**TASK DETAILS**: Return every line of the data below that includes the string "ffffff".

[Data items]
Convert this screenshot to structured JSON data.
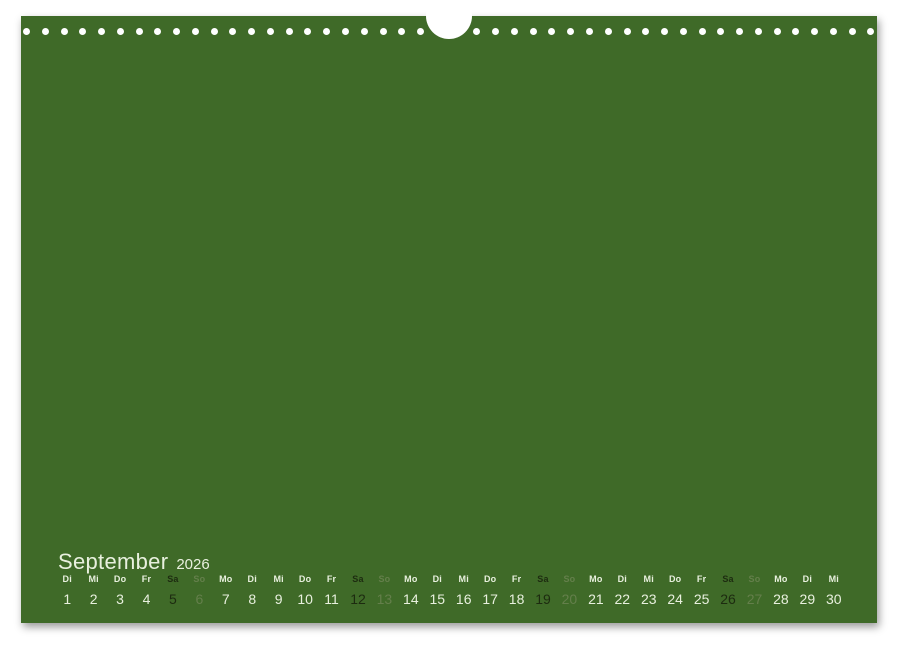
{
  "scene": {
    "background_color": "#ffffff"
  },
  "page": {
    "color": "#3f6a28",
    "binding": {
      "dot_count": 46,
      "dot_color": "#ffffff",
      "notch_color": "#ffffff"
    }
  },
  "calendar": {
    "month": "September",
    "year": "2026",
    "colors": {
      "text_light": "#e8f0de",
      "saturday": "#1d2b10",
      "sunday": "#647f4b"
    },
    "days": [
      {
        "weekday": "Di",
        "date": "1",
        "kind": "weekday"
      },
      {
        "weekday": "Mi",
        "date": "2",
        "kind": "weekday"
      },
      {
        "weekday": "Do",
        "date": "3",
        "kind": "weekday"
      },
      {
        "weekday": "Fr",
        "date": "4",
        "kind": "weekday"
      },
      {
        "weekday": "Sa",
        "date": "5",
        "kind": "saturday"
      },
      {
        "weekday": "So",
        "date": "6",
        "kind": "sunday"
      },
      {
        "weekday": "Mo",
        "date": "7",
        "kind": "weekday"
      },
      {
        "weekday": "Di",
        "date": "8",
        "kind": "weekday"
      },
      {
        "weekday": "Mi",
        "date": "9",
        "kind": "weekday"
      },
      {
        "weekday": "Do",
        "date": "10",
        "kind": "weekday"
      },
      {
        "weekday": "Fr",
        "date": "11",
        "kind": "weekday"
      },
      {
        "weekday": "Sa",
        "date": "12",
        "kind": "saturday"
      },
      {
        "weekday": "So",
        "date": "13",
        "kind": "sunday"
      },
      {
        "weekday": "Mo",
        "date": "14",
        "kind": "weekday"
      },
      {
        "weekday": "Di",
        "date": "15",
        "kind": "weekday"
      },
      {
        "weekday": "Mi",
        "date": "16",
        "kind": "weekday"
      },
      {
        "weekday": "Do",
        "date": "17",
        "kind": "weekday"
      },
      {
        "weekday": "Fr",
        "date": "18",
        "kind": "weekday"
      },
      {
        "weekday": "Sa",
        "date": "19",
        "kind": "saturday"
      },
      {
        "weekday": "So",
        "date": "20",
        "kind": "sunday"
      },
      {
        "weekday": "Mo",
        "date": "21",
        "kind": "weekday"
      },
      {
        "weekday": "Di",
        "date": "22",
        "kind": "weekday"
      },
      {
        "weekday": "Mi",
        "date": "23",
        "kind": "weekday"
      },
      {
        "weekday": "Do",
        "date": "24",
        "kind": "weekday"
      },
      {
        "weekday": "Fr",
        "date": "25",
        "kind": "weekday"
      },
      {
        "weekday": "Sa",
        "date": "26",
        "kind": "saturday"
      },
      {
        "weekday": "So",
        "date": "27",
        "kind": "sunday"
      },
      {
        "weekday": "Mo",
        "date": "28",
        "kind": "weekday"
      },
      {
        "weekday": "Di",
        "date": "29",
        "kind": "weekday"
      },
      {
        "weekday": "Mi",
        "date": "30",
        "kind": "weekday"
      }
    ]
  }
}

**REPLY**:
    "background_color": "#ffffff"
      "dot_color": "#ffffff",
      "notch_color": "#ffffff"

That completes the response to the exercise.